• SUPPLIED MATERIAL:
>> begin
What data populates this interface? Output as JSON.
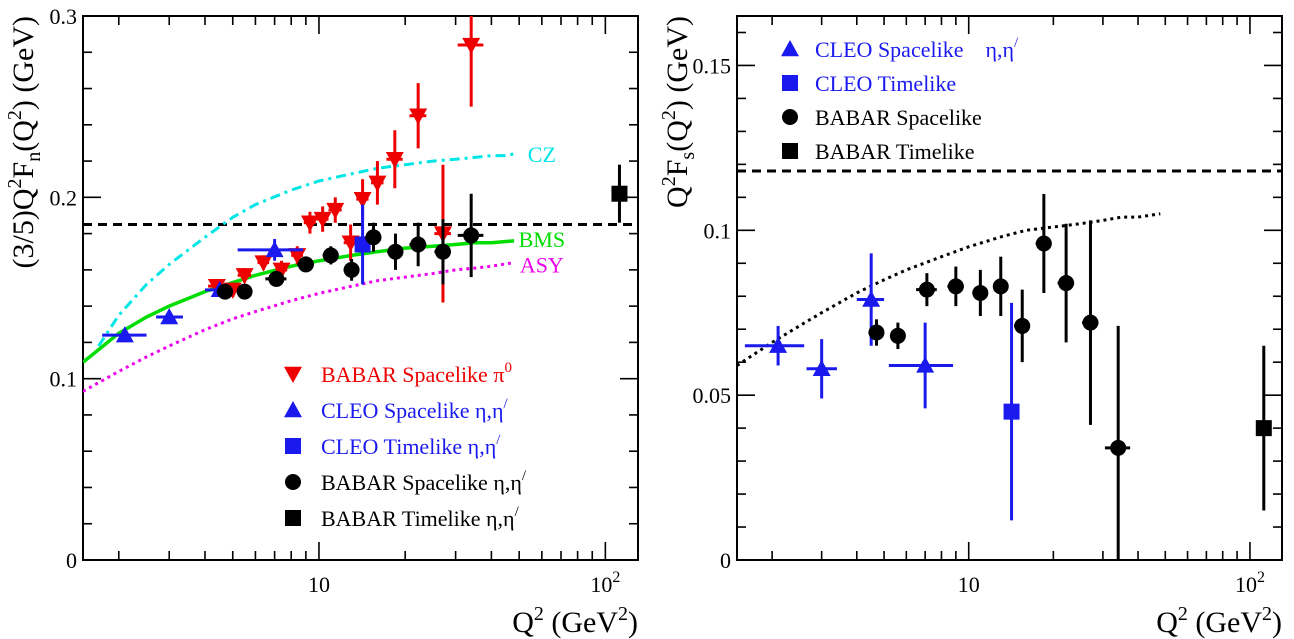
{
  "chart_data": [
    {
      "type": "scatter",
      "xscale": "log",
      "xlim": [
        1.5,
        130
      ],
      "ylim": [
        0,
        0.3
      ],
      "xlabel_main": "Q",
      "xlabel_sup": "2",
      "xlabel_rest": " (GeV",
      "xlabel_sup2": "2",
      "xlabel_end": ")",
      "ylabel": "(3/5)Q²F_n(Q²) (GeV)",
      "ylabel_parts": {
        "a": "(3/5)Q",
        "b": "2",
        "c": "F",
        "d": "n",
        "e": "(Q",
        "f": "2",
        "g": ") (GeV)"
      },
      "yticks": [
        0,
        0.1,
        0.2,
        0.3
      ],
      "ytick_labels": [
        "0",
        "0.1",
        "0.2",
        "0.3"
      ],
      "xticks_labeled": [
        10,
        100
      ],
      "xtick_labels": [
        "10",
        "10"
      ],
      "xtick_sups": [
        "",
        "2"
      ],
      "reference_line_y": 0.185,
      "curves": [
        {
          "name": "CZ",
          "color": "#00e6e6",
          "style": "dashdot",
          "x": [
            1.7,
            2,
            2.5,
            3,
            4,
            5,
            6,
            8,
            10,
            13,
            16,
            20,
            25,
            30,
            35,
            40,
            45,
            48
          ],
          "y": [
            0.118,
            0.135,
            0.152,
            0.163,
            0.178,
            0.189,
            0.196,
            0.204,
            0.209,
            0.213,
            0.216,
            0.218,
            0.22,
            0.221,
            0.222,
            0.223,
            0.223,
            0.224
          ]
        },
        {
          "name": "BMS",
          "color": "#00dd00",
          "style": "solid",
          "x": [
            1.5,
            2,
            2.5,
            3,
            4,
            5,
            6,
            8,
            10,
            13,
            16,
            20,
            25,
            30,
            35,
            40,
            48
          ],
          "y": [
            0.109,
            0.125,
            0.134,
            0.14,
            0.148,
            0.153,
            0.157,
            0.162,
            0.165,
            0.168,
            0.17,
            0.172,
            0.173,
            0.174,
            0.175,
            0.175,
            0.176
          ]
        },
        {
          "name": "ASY",
          "color": "#ee00ee",
          "style": "dotted",
          "x": [
            1.5,
            2,
            2.5,
            3,
            4,
            5,
            6,
            8,
            10,
            13,
            16,
            20,
            25,
            30,
            35,
            40,
            48
          ],
          "y": [
            0.093,
            0.104,
            0.112,
            0.118,
            0.127,
            0.133,
            0.137,
            0.143,
            0.147,
            0.151,
            0.154,
            0.156,
            0.158,
            0.16,
            0.161,
            0.162,
            0.164
          ]
        }
      ],
      "curve_labels": [
        {
          "text": "CZ",
          "color": "#00e6e6",
          "x": 60,
          "y": 0.224
        },
        {
          "text": "BMS",
          "color": "#00dd00",
          "x": 60,
          "y": 0.177
        },
        {
          "text": "ASY",
          "color": "#ee00ee",
          "x": 60,
          "y": 0.163
        }
      ],
      "series": [
        {
          "name": "BABAR Spacelike π0",
          "label_main": "BABAR Spacelike π",
          "label_sup": "0",
          "color": "#ee0000",
          "marker": "triangle-down",
          "points": [
            {
              "x": 4.4,
              "y": 0.151,
              "xerr": [
                0.3,
                0.3
              ],
              "yerr": 0.004
            },
            {
              "x": 5.0,
              "y": 0.149,
              "xerr": [
                0.25,
                0.25
              ],
              "yerr": 0.004
            },
            {
              "x": 5.5,
              "y": 0.157,
              "xerr": [
                0.3,
                0.3
              ],
              "yerr": 0.004
            },
            {
              "x": 6.4,
              "y": 0.164,
              "xerr": [
                0.3,
                0.3
              ],
              "yerr": 0.004
            },
            {
              "x": 7.4,
              "y": 0.16,
              "xerr": [
                0.35,
                0.35
              ],
              "yerr": 0.005
            },
            {
              "x": 8.4,
              "y": 0.168,
              "xerr": [
                0.4,
                0.4
              ],
              "yerr": 0.005
            },
            {
              "x": 9.3,
              "y": 0.186,
              "xerr": [
                0.45,
                0.45
              ],
              "yerr": 0.006
            },
            {
              "x": 10.3,
              "y": 0.188,
              "xerr": [
                0.5,
                0.5
              ],
              "yerr": 0.007
            },
            {
              "x": 11.4,
              "y": 0.193,
              "xerr": [
                0.6,
                0.6
              ],
              "yerr": 0.007
            },
            {
              "x": 12.9,
              "y": 0.175,
              "xerr": [
                0.7,
                0.7
              ],
              "yerr": 0.01
            },
            {
              "x": 14.2,
              "y": 0.199,
              "xerr": [
                0.7,
                0.7
              ],
              "yerr": 0.011
            },
            {
              "x": 16.0,
              "y": 0.208,
              "xerr": [
                0.8,
                0.8
              ],
              "yerr": 0.012
            },
            {
              "x": 18.4,
              "y": 0.221,
              "xerr": [
                1.2,
                1.2
              ],
              "yerr": 0.016
            },
            {
              "x": 22.2,
              "y": 0.245,
              "xerr": [
                1.5,
                1.5
              ],
              "yerr": 0.018
            },
            {
              "x": 27.1,
              "y": 0.18,
              "xerr": [
                1.8,
                1.8
              ],
              "yerr": 0.038
            },
            {
              "x": 34.0,
              "y": 0.284,
              "xerr": [
                3.5,
                3.5
              ],
              "yerr": 0.034
            }
          ]
        },
        {
          "name": "CLEO Spacelike η,η/",
          "label_main": "CLEO Spacelike η,η",
          "label_sup": "/",
          "color": "#1a1aee",
          "marker": "triangle-up",
          "points": [
            {
              "x": 2.1,
              "y": 0.124,
              "xerr": [
                0.35,
                0.4
              ],
              "yerr": 0.002
            },
            {
              "x": 3.0,
              "y": 0.134,
              "xerr": [
                0.3,
                0.35
              ],
              "yerr": 0.002
            },
            {
              "x": 4.5,
              "y": 0.149,
              "xerr": [
                0.5,
                0.5
              ],
              "yerr": 0.003
            },
            {
              "x": 7.0,
              "y": 0.171,
              "xerr": [
                1.8,
                1.8
              ],
              "yerr": 0.006
            }
          ]
        },
        {
          "name": "CLEO Timelike η,η/",
          "label_main": "CLEO Timelike η,η",
          "label_sup": "/",
          "color": "#1a1aee",
          "marker": "square",
          "points": [
            {
              "x": 14.2,
              "y": 0.174,
              "xerr": [
                0,
                0
              ],
              "yerr": 0.022
            }
          ]
        },
        {
          "name": "BABAR Spacelike η,η/",
          "label_main": "BABAR Spacelike η,η",
          "label_sup": "/",
          "color": "#000000",
          "marker": "circle",
          "points": [
            {
              "x": 4.7,
              "y": 0.148,
              "xerr": [
                0.3,
                0.3
              ],
              "yerr": 0.003
            },
            {
              "x": 5.5,
              "y": 0.148,
              "xerr": [
                0.3,
                0.3
              ],
              "yerr": 0.003
            },
            {
              "x": 7.1,
              "y": 0.155,
              "xerr": [
                0.6,
                0.6
              ],
              "yerr": 0.004
            },
            {
              "x": 9.0,
              "y": 0.163,
              "xerr": [
                0.6,
                0.6
              ],
              "yerr": 0.004
            },
            {
              "x": 11.0,
              "y": 0.168,
              "xerr": [
                0.7,
                0.7
              ],
              "yerr": 0.005
            },
            {
              "x": 13.0,
              "y": 0.16,
              "xerr": [
                0.8,
                0.8
              ],
              "yerr": 0.006
            },
            {
              "x": 15.5,
              "y": 0.178,
              "xerr": [
                1.0,
                1.0
              ],
              "yerr": 0.008
            },
            {
              "x": 18.5,
              "y": 0.17,
              "xerr": [
                1.2,
                1.2
              ],
              "yerr": 0.01
            },
            {
              "x": 22.2,
              "y": 0.174,
              "xerr": [
                1.5,
                1.5
              ],
              "yerr": 0.012
            },
            {
              "x": 27.1,
              "y": 0.17,
              "xerr": [
                1.8,
                1.8
              ],
              "yerr": 0.018
            },
            {
              "x": 34.0,
              "y": 0.179,
              "xerr": [
                3.5,
                3.5
              ],
              "yerr": 0.023
            }
          ]
        },
        {
          "name": "BABAR Timelike η,η/",
          "label_main": "BABAR Timelike η,η",
          "label_sup": "/",
          "color": "#000000",
          "marker": "square",
          "points": [
            {
              "x": 112,
              "y": 0.202,
              "xerr": [
                0,
                0
              ],
              "yerr": 0.016
            }
          ]
        }
      ],
      "legend_order": [
        0,
        1,
        2,
        3,
        4
      ]
    },
    {
      "type": "scatter",
      "xscale": "log",
      "xlim": [
        1.5,
        130
      ],
      "ylim": [
        0,
        0.165
      ],
      "xlabel_main": "Q",
      "xlabel_sup": "2",
      "xlabel_rest": " (GeV",
      "xlabel_sup2": "2",
      "xlabel_end": ")",
      "ylabel": "Q²F_s(Q²) (GeV)",
      "ylabel_parts": {
        "a": "Q",
        "b": "2",
        "c": "F",
        "d": "s",
        "e": "(Q",
        "f": "2",
        "g": ") (GeV)"
      },
      "yticks": [
        0,
        0.05,
        0.1,
        0.15
      ],
      "ytick_labels": [
        "0",
        "0.05",
        "0.1",
        "0.15"
      ],
      "xticks_labeled": [
        10,
        100
      ],
      "xtick_labels": [
        "10",
        "10"
      ],
      "xtick_sups": [
        "",
        "2"
      ],
      "reference_line_y": 0.118,
      "curves": [
        {
          "name": "",
          "color": "#000000",
          "style": "dotted",
          "x": [
            1.5,
            2,
            2.5,
            3,
            4,
            5,
            6,
            8,
            10,
            13,
            16,
            20,
            25,
            30,
            35,
            40,
            48
          ],
          "y": [
            0.059,
            0.066,
            0.071,
            0.075,
            0.081,
            0.085,
            0.088,
            0.092,
            0.095,
            0.098,
            0.1,
            0.101,
            0.102,
            0.103,
            0.104,
            0.104,
            0.105
          ]
        }
      ],
      "curve_labels": [],
      "series": [
        {
          "name": "CLEO Spacelike η,η/",
          "label_main": "CLEO Spacelike",
          "label_gap": "η,η",
          "label_sup": "/",
          "color": "#1a1aee",
          "marker": "triangle-up",
          "points": [
            {
              "x": 2.1,
              "y": 0.065,
              "xerr": [
                0.5,
                0.5
              ],
              "yerr": 0.006
            },
            {
              "x": 3.0,
              "y": 0.058,
              "xerr": [
                0.35,
                0.4
              ],
              "yerr": 0.009
            },
            {
              "x": 4.5,
              "y": 0.079,
              "xerr": [
                0.5,
                0.5
              ],
              "yerr": 0.014
            },
            {
              "x": 7.0,
              "y": 0.059,
              "xerr": [
                1.8,
                1.8
              ],
              "yerr": 0.013
            }
          ]
        },
        {
          "name": "CLEO Timelike",
          "label_main": "CLEO Timelike",
          "label_gap": "",
          "label_sup": "",
          "color": "#1a1aee",
          "marker": "square",
          "points": [
            {
              "x": 14.2,
              "y": 0.045,
              "xerr": [
                0,
                0
              ],
              "yerr": 0.033
            }
          ]
        },
        {
          "name": "BABAR Spacelike",
          "label_main": "BABAR Spacelike",
          "label_gap": "",
          "label_sup": "",
          "color": "#000000",
          "marker": "circle",
          "points": [
            {
              "x": 4.7,
              "y": 0.069,
              "xerr": [
                0.3,
                0.3
              ],
              "yerr": 0.004
            },
            {
              "x": 5.6,
              "y": 0.068,
              "xerr": [
                0.3,
                0.3
              ],
              "yerr": 0.004
            },
            {
              "x": 7.1,
              "y": 0.082,
              "xerr": [
                0.6,
                0.6
              ],
              "yerr": 0.005
            },
            {
              "x": 9.0,
              "y": 0.083,
              "xerr": [
                0.6,
                0.6
              ],
              "yerr": 0.006
            },
            {
              "x": 11.0,
              "y": 0.081,
              "xerr": [
                0.7,
                0.7
              ],
              "yerr": 0.007
            },
            {
              "x": 13.0,
              "y": 0.083,
              "xerr": [
                0.8,
                0.8
              ],
              "yerr": 0.009
            },
            {
              "x": 15.5,
              "y": 0.071,
              "xerr": [
                1.0,
                1.0
              ],
              "yerr": 0.011
            },
            {
              "x": 18.5,
              "y": 0.096,
              "xerr": [
                1.2,
                1.2
              ],
              "yerr": 0.015
            },
            {
              "x": 22.2,
              "y": 0.084,
              "xerr": [
                1.5,
                1.5
              ],
              "yerr": 0.018
            },
            {
              "x": 27.1,
              "y": 0.072,
              "xerr": [
                1.8,
                1.8
              ],
              "yerr": 0.031
            },
            {
              "x": 34.0,
              "y": 0.034,
              "xerr": [
                3.5,
                3.5
              ],
              "yerr": 0.037
            }
          ]
        },
        {
          "name": "BABAR Timelike",
          "label_main": "BABAR Timelike",
          "label_gap": "",
          "label_sup": "",
          "color": "#000000",
          "marker": "square",
          "points": [
            {
              "x": 112,
              "y": 0.04,
              "xerr": [
                0,
                0
              ],
              "yerr": 0.025
            }
          ]
        }
      ],
      "legend_order": [
        0,
        1,
        2,
        3
      ]
    }
  ]
}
>> end
Show, from the listing above, each line that contains the word "CLEO".

          "name": "CLEO Spacelike η,η/",
          "label_main": "CLEO Spacelike η,η",
          "name": "CLEO Timelike η,η/",
          "label_main": "CLEO Timelike η,η",
          "name": "CLEO Spacelike η,η/",
          "label_main": "CLEO Spacelike",
          "name": "CLEO Timelike",
          "label_main": "CLEO Timelike",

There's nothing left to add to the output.